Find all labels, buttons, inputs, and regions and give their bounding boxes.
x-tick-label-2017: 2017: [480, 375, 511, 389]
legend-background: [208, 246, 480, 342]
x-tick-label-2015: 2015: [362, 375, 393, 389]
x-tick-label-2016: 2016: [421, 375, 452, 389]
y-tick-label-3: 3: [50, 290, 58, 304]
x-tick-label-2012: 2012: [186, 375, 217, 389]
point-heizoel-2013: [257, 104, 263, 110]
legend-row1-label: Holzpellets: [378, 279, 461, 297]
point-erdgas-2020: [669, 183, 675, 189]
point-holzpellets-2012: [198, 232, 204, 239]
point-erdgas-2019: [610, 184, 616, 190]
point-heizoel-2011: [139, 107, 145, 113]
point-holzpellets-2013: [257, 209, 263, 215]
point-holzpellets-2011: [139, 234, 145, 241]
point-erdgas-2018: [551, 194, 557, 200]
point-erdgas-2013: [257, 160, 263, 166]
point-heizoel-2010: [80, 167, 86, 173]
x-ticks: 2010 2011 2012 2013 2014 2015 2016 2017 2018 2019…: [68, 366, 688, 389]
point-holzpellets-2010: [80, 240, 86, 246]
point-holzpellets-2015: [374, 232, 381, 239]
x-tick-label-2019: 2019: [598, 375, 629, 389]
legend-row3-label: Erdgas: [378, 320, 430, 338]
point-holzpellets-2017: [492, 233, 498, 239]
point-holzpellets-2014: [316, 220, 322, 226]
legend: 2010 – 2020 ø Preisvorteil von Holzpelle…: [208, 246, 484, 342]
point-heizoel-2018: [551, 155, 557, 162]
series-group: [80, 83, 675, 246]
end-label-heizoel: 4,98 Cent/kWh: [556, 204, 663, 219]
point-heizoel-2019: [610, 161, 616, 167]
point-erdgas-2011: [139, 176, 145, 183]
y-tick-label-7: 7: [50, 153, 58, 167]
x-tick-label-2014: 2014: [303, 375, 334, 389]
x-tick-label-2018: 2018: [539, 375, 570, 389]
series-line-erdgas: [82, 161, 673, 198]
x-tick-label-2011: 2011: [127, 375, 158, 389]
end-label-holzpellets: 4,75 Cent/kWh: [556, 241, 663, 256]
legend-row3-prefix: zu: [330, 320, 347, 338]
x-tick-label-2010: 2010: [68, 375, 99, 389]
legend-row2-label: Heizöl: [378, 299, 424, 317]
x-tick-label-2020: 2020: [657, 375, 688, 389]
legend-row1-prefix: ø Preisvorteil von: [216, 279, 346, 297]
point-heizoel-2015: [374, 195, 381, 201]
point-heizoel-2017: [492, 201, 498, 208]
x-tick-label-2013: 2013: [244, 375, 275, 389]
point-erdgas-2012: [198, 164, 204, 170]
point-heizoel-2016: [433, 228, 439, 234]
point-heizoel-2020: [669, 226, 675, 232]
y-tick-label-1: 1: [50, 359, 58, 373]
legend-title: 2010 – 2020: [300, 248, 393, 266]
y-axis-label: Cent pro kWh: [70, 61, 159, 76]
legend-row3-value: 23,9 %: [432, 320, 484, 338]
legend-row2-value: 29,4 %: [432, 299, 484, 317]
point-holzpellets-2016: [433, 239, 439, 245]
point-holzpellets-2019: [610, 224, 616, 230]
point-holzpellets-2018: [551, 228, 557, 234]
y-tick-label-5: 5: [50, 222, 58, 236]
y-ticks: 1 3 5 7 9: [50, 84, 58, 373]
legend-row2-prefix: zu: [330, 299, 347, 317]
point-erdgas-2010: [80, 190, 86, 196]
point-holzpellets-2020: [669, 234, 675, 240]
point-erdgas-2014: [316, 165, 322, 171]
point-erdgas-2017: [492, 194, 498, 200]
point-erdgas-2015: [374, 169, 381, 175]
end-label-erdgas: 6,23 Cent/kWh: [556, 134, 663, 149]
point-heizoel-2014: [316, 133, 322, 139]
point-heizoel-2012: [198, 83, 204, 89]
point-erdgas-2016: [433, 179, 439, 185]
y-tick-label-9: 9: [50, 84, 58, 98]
==*==
• [INSTRUCTIONS FOR THE TASK]: Reproduce every line of the data above, keeping each character unchanged.

• [TASK OUTPUT]:
Find all labels, buttons, inputs, and regions and give their bounding boxes.
x-tick-label-2017: 2017: [480, 375, 511, 389]
legend-background: [208, 246, 480, 342]
x-tick-label-2015: 2015: [362, 375, 393, 389]
x-tick-label-2016: 2016: [421, 375, 452, 389]
y-tick-label-3: 3: [50, 290, 58, 304]
x-tick-label-2012: 2012: [186, 375, 217, 389]
point-heizoel-2013: [257, 104, 263, 110]
legend-row1-label: Holzpellets: [378, 279, 461, 297]
point-erdgas-2020: [669, 183, 675, 189]
point-holzpellets-2012: [198, 232, 204, 239]
point-erdgas-2019: [610, 184, 616, 190]
point-heizoel-2011: [139, 107, 145, 113]
point-holzpellets-2013: [257, 209, 263, 215]
point-holzpellets-2011: [139, 234, 145, 241]
point-erdgas-2018: [551, 194, 557, 200]
point-erdgas-2013: [257, 160, 263, 166]
point-heizoel-2010: [80, 167, 86, 173]
x-ticks: 2010 2011 2012 2013 2014 2015 2016 2017 2018 2019…: [68, 366, 688, 389]
point-holzpellets-2010: [80, 240, 86, 246]
point-holzpellets-2015: [374, 232, 381, 239]
x-tick-label-2019: 2019: [598, 375, 629, 389]
legend-row3-label: Erdgas: [378, 320, 430, 338]
point-holzpellets-2017: [492, 233, 498, 239]
point-holzpellets-2014: [316, 220, 322, 226]
legend: 2010 – 2020 ø Preisvorteil von Holzpelle…: [208, 246, 484, 342]
point-heizoel-2018: [551, 155, 557, 162]
series-group: [80, 83, 675, 246]
end-label-heizoel: 4,98 Cent/kWh: [556, 204, 663, 219]
point-heizoel-2019: [610, 161, 616, 167]
point-erdgas-2011: [139, 176, 145, 183]
y-tick-label-7: 7: [50, 153, 58, 167]
x-tick-label-2014: 2014: [303, 375, 334, 389]
x-tick-label-2018: 2018: [539, 375, 570, 389]
series-line-erdgas: [82, 161, 673, 198]
x-tick-label-2011: 2011: [127, 375, 158, 389]
end-label-holzpellets: 4,75 Cent/kWh: [556, 241, 663, 256]
legend-row3-prefix: zu: [330, 320, 347, 338]
x-tick-label-2010: 2010: [68, 375, 99, 389]
legend-row2-label: Heizöl: [378, 299, 424, 317]
x-tick-label-2020: 2020: [657, 375, 688, 389]
legend-row1-prefix: ø Preisvorteil von: [216, 279, 346, 297]
point-heizoel-2015: [374, 195, 381, 201]
point-heizoel-2017: [492, 201, 498, 208]
x-tick-label-2013: 2013: [244, 375, 275, 389]
point-erdgas-2012: [198, 164, 204, 170]
point-heizoel-2016: [433, 228, 439, 234]
point-heizoel-2020: [669, 226, 675, 232]
y-tick-label-1: 1: [50, 359, 58, 373]
legend-title: 2010 – 2020: [300, 248, 393, 266]
y-axis-label: Cent pro kWh: [70, 61, 159, 76]
legend-row3-value: 23,9 %: [432, 320, 484, 338]
legend-row2-value: 29,4 %: [432, 299, 484, 317]
point-holzpellets-2016: [433, 239, 439, 245]
point-holzpellets-2019: [610, 224, 616, 230]
point-holzpellets-2018: [551, 228, 557, 234]
y-tick-label-5: 5: [50, 222, 58, 236]
y-ticks: 1 3 5 7 9: [50, 84, 58, 373]
legend-row2-prefix: zu: [330, 299, 347, 317]
point-erdgas-2010: [80, 190, 86, 196]
point-holzpellets-2020: [669, 234, 675, 240]
point-erdgas-2014: [316, 165, 322, 171]
point-erdgas-2017: [492, 194, 498, 200]
point-erdgas-2015: [374, 169, 381, 175]
end-label-erdgas: 6,23 Cent/kWh: [556, 134, 663, 149]
point-heizoel-2014: [316, 133, 322, 139]
point-heizoel-2012: [198, 83, 204, 89]
point-erdgas-2016: [433, 179, 439, 185]
y-tick-label-9: 9: [50, 84, 58, 98]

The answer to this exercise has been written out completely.